[WHAT YOU ARE ASKED TO DO]
Select all lines holding the word "Улучшение" from the entries that follow.

[GIVEN INFORMATION]
#####
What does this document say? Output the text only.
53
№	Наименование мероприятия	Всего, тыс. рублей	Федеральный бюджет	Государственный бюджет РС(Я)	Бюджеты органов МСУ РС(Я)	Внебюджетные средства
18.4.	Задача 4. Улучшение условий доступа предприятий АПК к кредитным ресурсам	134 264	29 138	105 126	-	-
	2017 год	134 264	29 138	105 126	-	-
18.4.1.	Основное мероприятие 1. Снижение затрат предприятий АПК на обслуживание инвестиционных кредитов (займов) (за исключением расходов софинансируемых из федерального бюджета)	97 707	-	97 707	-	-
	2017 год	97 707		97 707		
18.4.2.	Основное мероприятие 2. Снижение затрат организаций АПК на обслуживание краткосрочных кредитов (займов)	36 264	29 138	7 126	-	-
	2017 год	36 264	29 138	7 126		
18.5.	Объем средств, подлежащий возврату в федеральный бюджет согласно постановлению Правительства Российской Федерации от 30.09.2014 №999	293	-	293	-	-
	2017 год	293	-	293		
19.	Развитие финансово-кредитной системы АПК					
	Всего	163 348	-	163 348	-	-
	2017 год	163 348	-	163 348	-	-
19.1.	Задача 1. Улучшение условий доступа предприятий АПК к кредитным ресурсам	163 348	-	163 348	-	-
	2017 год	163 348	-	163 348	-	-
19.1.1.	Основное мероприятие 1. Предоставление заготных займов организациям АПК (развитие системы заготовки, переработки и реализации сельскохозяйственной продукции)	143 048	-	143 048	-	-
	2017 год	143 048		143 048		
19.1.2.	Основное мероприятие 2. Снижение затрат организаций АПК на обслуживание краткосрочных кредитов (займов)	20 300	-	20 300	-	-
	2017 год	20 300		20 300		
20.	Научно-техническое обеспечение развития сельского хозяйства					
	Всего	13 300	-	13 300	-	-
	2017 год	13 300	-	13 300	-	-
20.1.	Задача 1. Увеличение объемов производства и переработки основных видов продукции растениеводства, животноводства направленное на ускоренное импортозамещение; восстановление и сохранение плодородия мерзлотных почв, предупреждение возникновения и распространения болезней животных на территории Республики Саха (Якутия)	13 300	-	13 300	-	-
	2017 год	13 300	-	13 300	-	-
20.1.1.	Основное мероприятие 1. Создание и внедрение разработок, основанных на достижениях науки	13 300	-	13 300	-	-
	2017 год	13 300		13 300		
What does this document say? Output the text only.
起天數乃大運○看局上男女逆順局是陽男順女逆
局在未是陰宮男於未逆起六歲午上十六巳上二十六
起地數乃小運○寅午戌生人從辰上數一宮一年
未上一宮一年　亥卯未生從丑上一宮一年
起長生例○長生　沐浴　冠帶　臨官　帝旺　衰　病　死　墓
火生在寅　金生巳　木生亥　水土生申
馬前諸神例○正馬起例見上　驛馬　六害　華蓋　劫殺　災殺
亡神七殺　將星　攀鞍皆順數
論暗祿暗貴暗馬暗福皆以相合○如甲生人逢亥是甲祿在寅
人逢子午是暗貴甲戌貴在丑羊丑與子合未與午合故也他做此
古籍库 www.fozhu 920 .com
#####
[REPLY TO THE TASK]
18.4.	Задача 4. Улучшение условий доступа предприятий АПК к кредитным ресурсам	134 264	29 138	105 126	-	-
19.1.	Задача 1. Улучшение условий доступа предприятий АПК к кредитным ресурсам	163 348	-	163 348	-	-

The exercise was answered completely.